DIRECTIONS FOR THIS TASK>
Exactly repeat the full listing that follows.

★ ★ ★ ★ ★ ★ ★

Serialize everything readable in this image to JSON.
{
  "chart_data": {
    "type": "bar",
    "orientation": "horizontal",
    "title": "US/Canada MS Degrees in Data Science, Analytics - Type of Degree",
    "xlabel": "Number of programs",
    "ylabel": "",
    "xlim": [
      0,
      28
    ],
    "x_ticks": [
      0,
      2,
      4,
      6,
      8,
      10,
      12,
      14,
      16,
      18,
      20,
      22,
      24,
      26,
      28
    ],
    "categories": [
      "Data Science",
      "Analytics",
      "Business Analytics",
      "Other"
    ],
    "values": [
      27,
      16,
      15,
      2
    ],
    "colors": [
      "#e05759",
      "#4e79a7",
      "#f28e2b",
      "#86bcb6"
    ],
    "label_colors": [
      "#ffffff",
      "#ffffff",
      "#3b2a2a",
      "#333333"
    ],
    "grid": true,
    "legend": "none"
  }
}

★ ★ ★ ★ ★ ★ ★

FULL SOLUTION>
Serialize everything readable in this image to JSON.
{
  "chart_data": {
    "type": "bar",
    "orientation": "horizontal",
    "title": "US/Canada MS Degrees in Data Science, Analytics - Type of Degree",
    "xlabel": "Number of programs",
    "ylabel": "",
    "xlim": [
      0,
      28
    ],
    "x_ticks": [
      0,
      2,
      4,
      6,
      8,
      10,
      12,
      14,
      16,
      18,
      20,
      22,
      24,
      26,
      28
    ],
    "categories": [
      "Data Science",
      "Analytics",
      "Business Analytics",
      "Other"
    ],
    "values": [
      27,
      16,
      15,
      2
    ],
    "colors": [
      "#e05759",
      "#4e79a7",
      "#f28e2b",
      "#86bcb6"
    ],
    "label_colors": [
      "#ffffff",
      "#ffffff",
      "#3b2a2a",
      "#333333"
    ],
    "grid": true,
    "legend": "none"
  }
}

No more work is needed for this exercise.